== Given instruction ==
Find the word "Vehicle" in the records below. List each line containing it.

[Dataset records]
────────────────────────────────────────
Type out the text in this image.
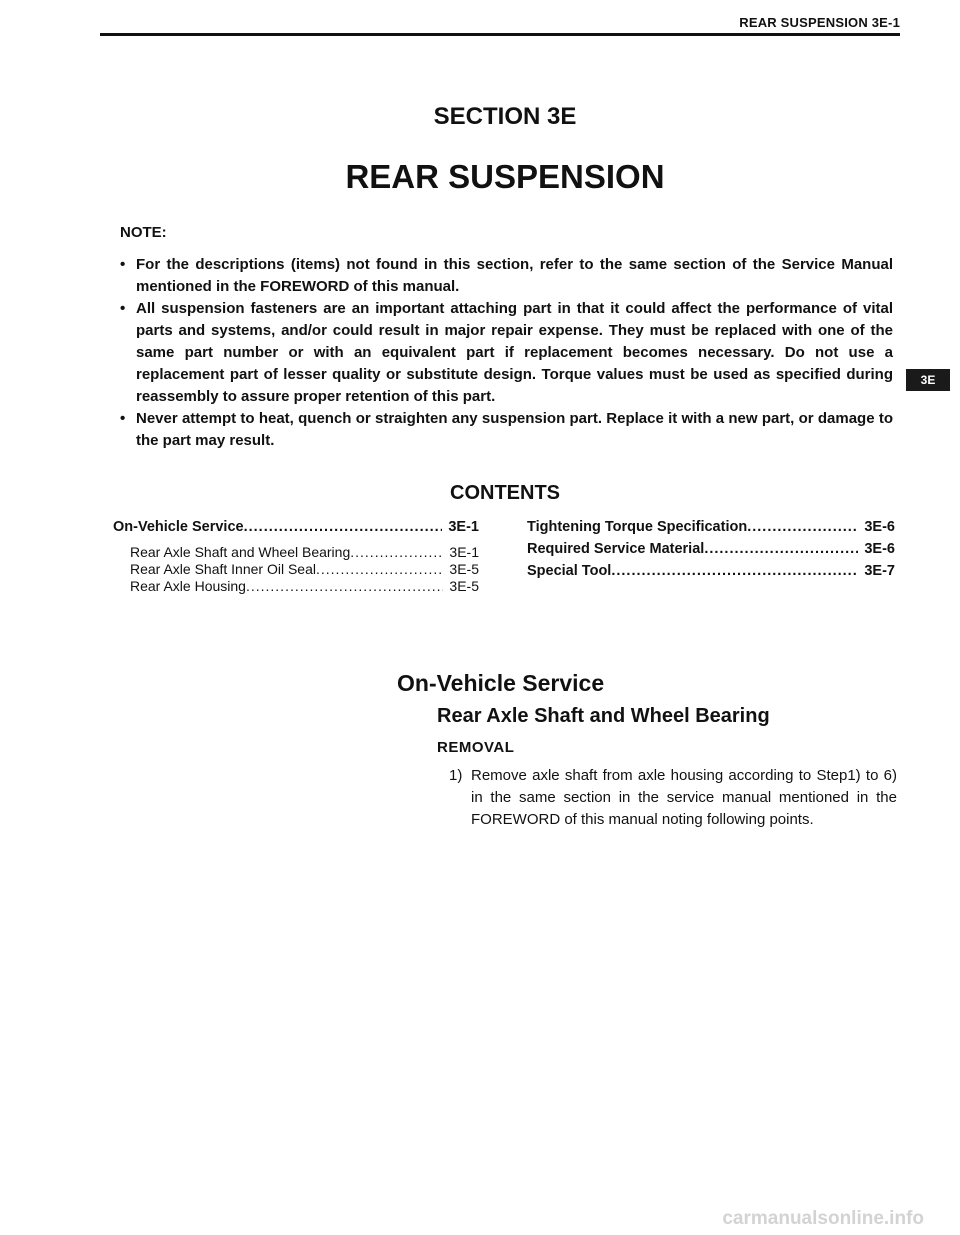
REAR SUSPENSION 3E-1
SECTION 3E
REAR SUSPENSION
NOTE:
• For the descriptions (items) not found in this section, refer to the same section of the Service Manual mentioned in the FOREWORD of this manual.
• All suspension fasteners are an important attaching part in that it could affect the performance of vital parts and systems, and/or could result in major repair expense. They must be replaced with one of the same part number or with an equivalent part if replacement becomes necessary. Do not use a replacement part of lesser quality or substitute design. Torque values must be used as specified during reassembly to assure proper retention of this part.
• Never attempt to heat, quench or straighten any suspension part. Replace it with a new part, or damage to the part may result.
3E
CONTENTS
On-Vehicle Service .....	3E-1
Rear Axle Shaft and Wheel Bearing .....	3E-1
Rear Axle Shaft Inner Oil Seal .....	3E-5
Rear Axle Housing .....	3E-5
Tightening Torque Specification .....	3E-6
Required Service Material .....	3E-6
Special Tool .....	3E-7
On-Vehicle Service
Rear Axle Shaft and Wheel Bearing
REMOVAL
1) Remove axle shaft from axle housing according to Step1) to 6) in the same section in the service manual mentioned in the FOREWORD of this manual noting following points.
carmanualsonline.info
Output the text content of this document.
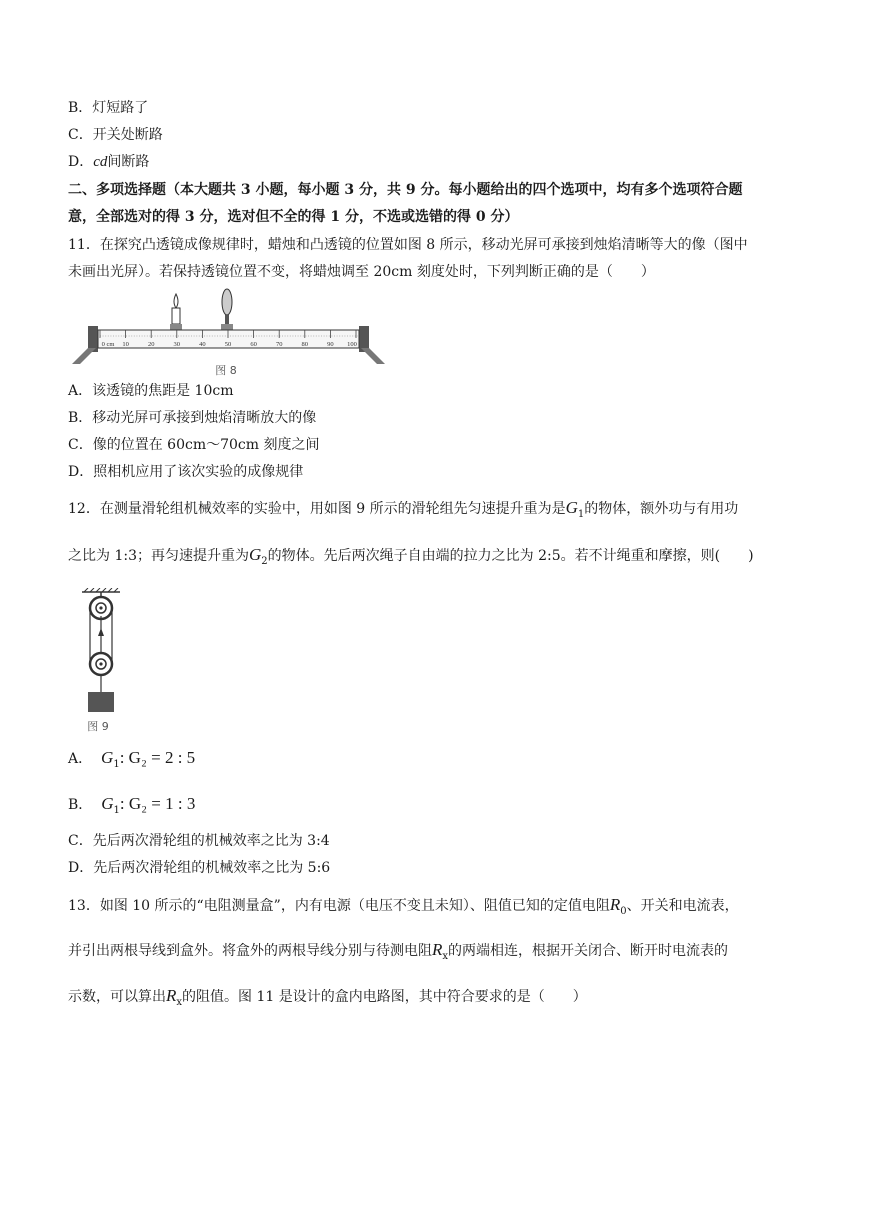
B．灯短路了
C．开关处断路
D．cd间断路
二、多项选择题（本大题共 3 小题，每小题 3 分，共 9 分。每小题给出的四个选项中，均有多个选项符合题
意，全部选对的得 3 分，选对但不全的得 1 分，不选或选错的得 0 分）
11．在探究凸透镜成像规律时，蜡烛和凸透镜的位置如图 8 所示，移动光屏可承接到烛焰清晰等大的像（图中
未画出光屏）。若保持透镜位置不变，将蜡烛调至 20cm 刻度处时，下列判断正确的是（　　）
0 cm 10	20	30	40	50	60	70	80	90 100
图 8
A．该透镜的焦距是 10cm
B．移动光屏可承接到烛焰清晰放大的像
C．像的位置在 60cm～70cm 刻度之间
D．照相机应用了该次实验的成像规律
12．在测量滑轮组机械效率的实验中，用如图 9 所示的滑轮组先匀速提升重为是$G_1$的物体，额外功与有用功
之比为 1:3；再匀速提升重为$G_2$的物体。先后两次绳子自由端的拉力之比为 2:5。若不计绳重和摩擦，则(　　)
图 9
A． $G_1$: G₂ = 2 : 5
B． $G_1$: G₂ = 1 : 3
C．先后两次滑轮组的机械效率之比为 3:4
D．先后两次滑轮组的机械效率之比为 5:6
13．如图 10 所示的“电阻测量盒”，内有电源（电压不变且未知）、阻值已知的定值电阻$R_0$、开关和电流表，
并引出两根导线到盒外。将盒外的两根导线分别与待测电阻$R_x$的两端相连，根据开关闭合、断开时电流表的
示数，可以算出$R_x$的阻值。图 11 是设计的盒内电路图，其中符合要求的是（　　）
────────────────────────────────────────
== Reply to the task ==
On-Vehicle Service .....	3E-1
On-Vehicle Service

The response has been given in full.